» **THE TASK**
Search the data below for the string "JSON". Extract every line that contains it.

» **TASK MATERIAL**
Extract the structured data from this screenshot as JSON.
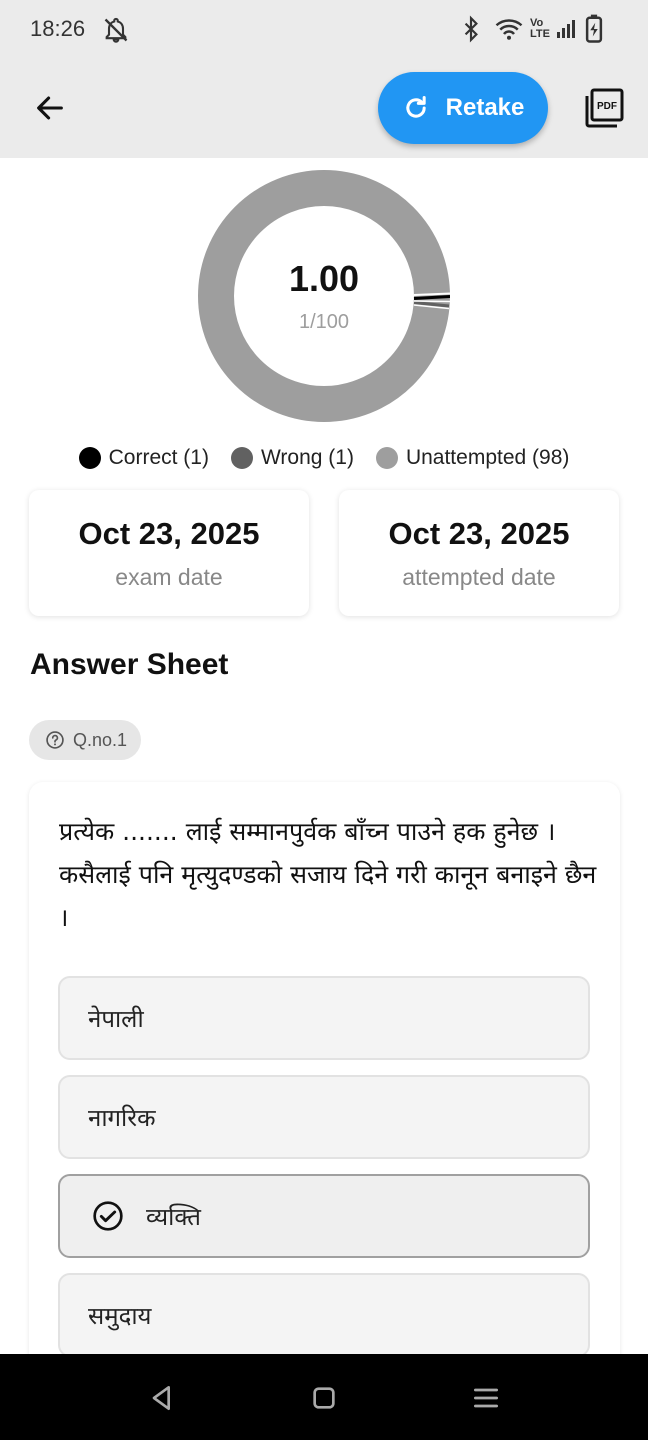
{
  "status_bar": {
    "time": "18:26",
    "icons": [
      "bell-off-icon",
      "bluetooth-icon",
      "wifi-icon",
      "volte-icon",
      "signal-icon",
      "battery-charging-icon"
    ]
  },
  "app_bar": {
    "back_icon": "arrow-left-icon",
    "retake_label": "Retake",
    "retake_icon": "refresh-icon",
    "pdf_icon": "pdf-icon",
    "pdf_icon_text": "PDF",
    "accent_color": "#2196f3"
  },
  "score": {
    "value": "1.00",
    "fraction": "1/100",
    "correct": 1,
    "wrong": 1,
    "unattempted": 98
  },
  "legend": [
    {
      "label": "Correct (1)",
      "color": "#000000"
    },
    {
      "label": "Wrong (1)",
      "color": "#616161"
    },
    {
      "label": "Unattempted (98)",
      "color": "#9e9e9e"
    }
  ],
  "dates": {
    "exam_date": "Oct 23, 2025",
    "exam_label": "exam date",
    "attempted_date": "Oct 23, 2025",
    "attempted_label": "attempted date"
  },
  "answer_sheet": {
    "title": "Answer Sheet",
    "question_number": "Q.no.1",
    "question_icon": "question-circle-icon",
    "question_text": "प्रत्येक ....... लाई सम्मानपुर्वक बाँच्न पाउने हक हुनेछ । कसैलाई पनि मृत्युदण्डको सजाय दिने गरी कानून बनाइने छैन ।",
    "options": [
      {
        "label": "नेपाली",
        "selected": false
      },
      {
        "label": "नागरिक",
        "selected": false
      },
      {
        "label": "व्यक्ति",
        "selected": true
      },
      {
        "label": "समुदाय",
        "selected": false
      }
    ],
    "selected_icon": "check-circle-icon"
  },
  "nav_bar": {
    "buttons": [
      "back-triangle-icon",
      "home-square-icon",
      "menu-lines-icon"
    ]
  }
}
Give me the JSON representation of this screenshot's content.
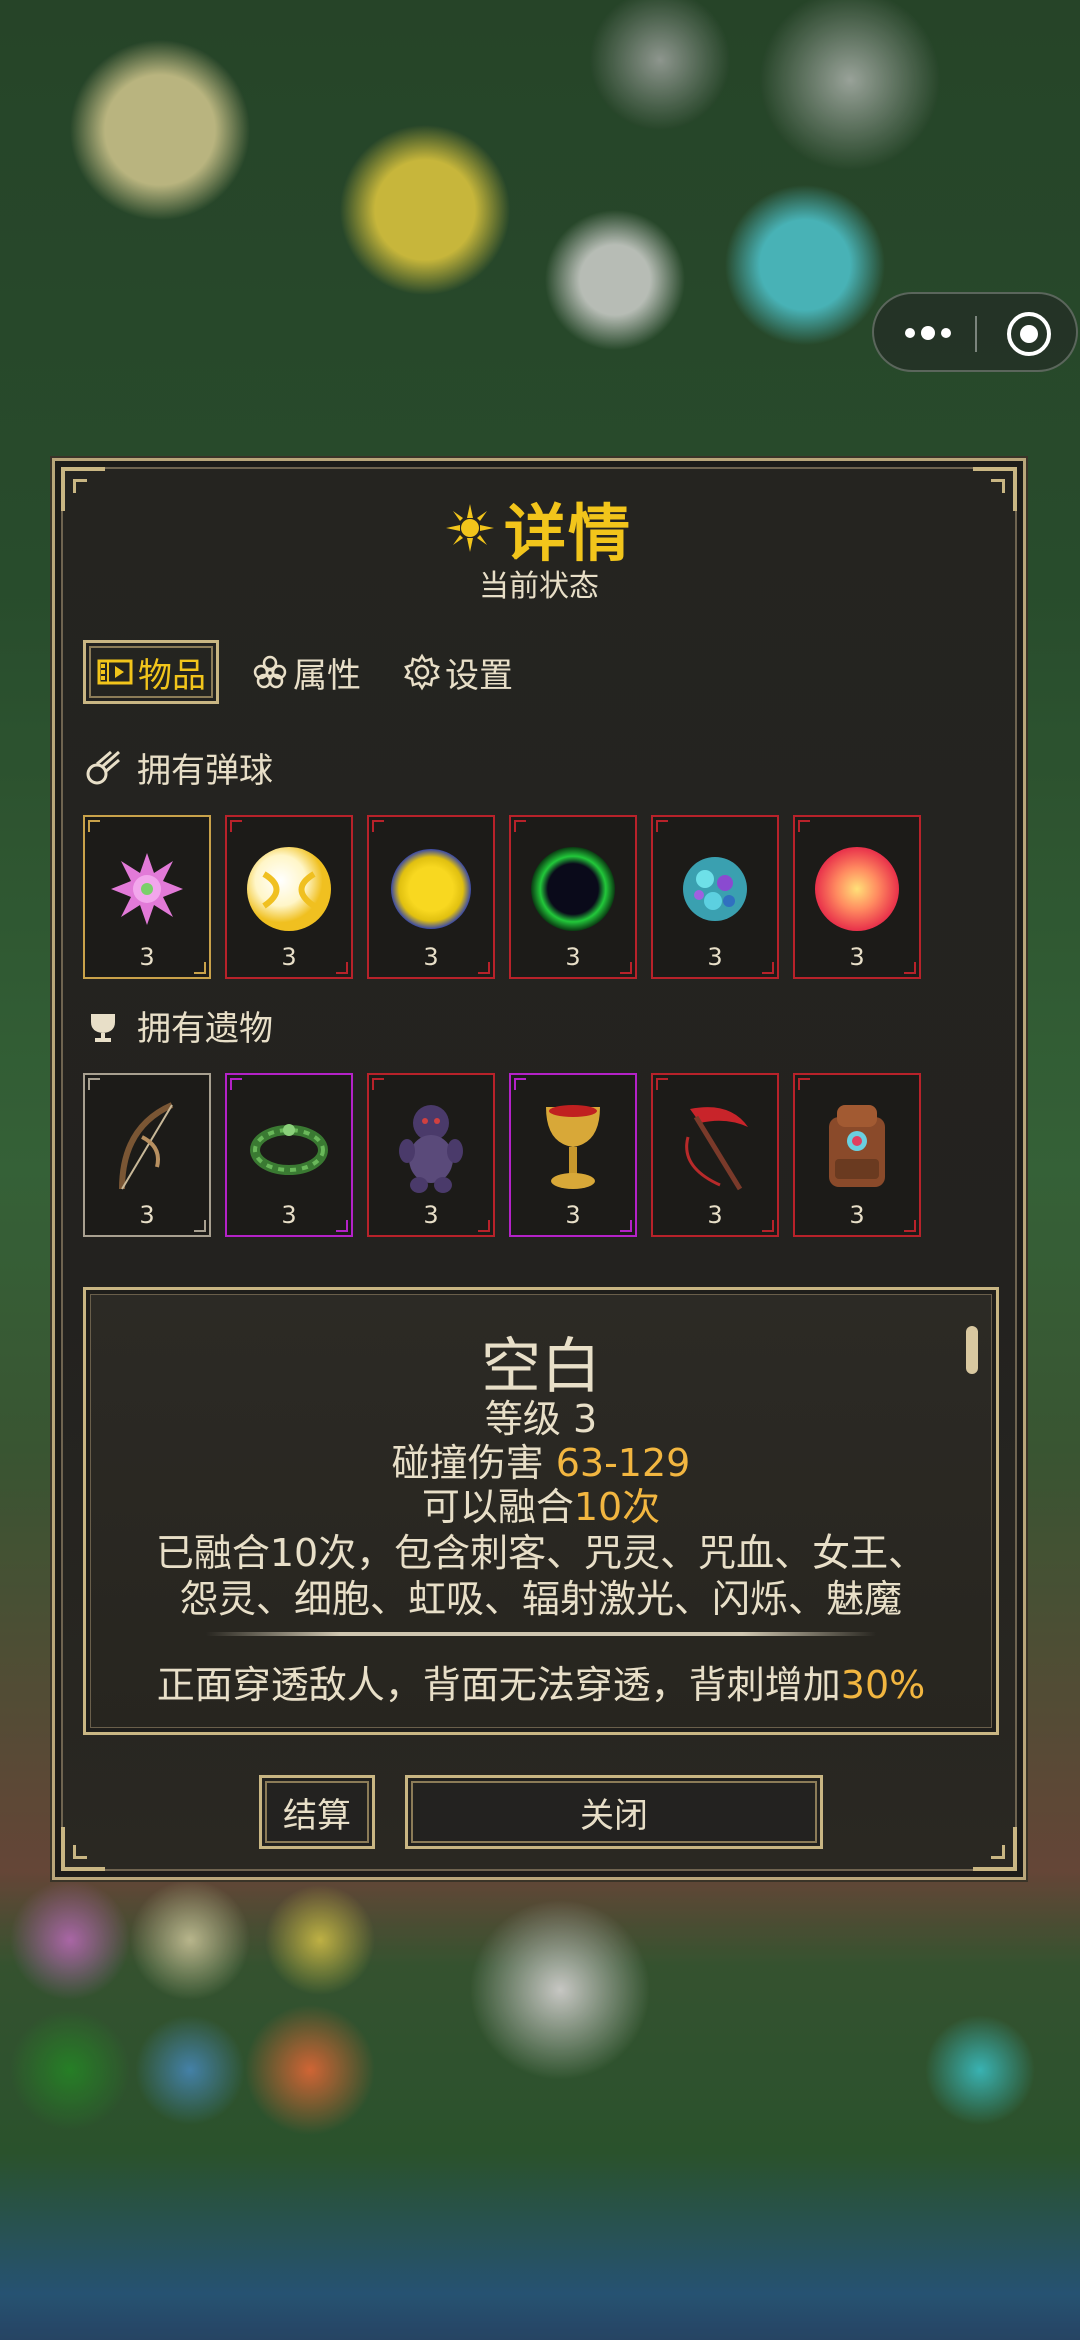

» **SOLUTION TO THIS TASK**
Extract the structured data from this screenshot as JSON.
Give me the JSON representation of this screenshot's content.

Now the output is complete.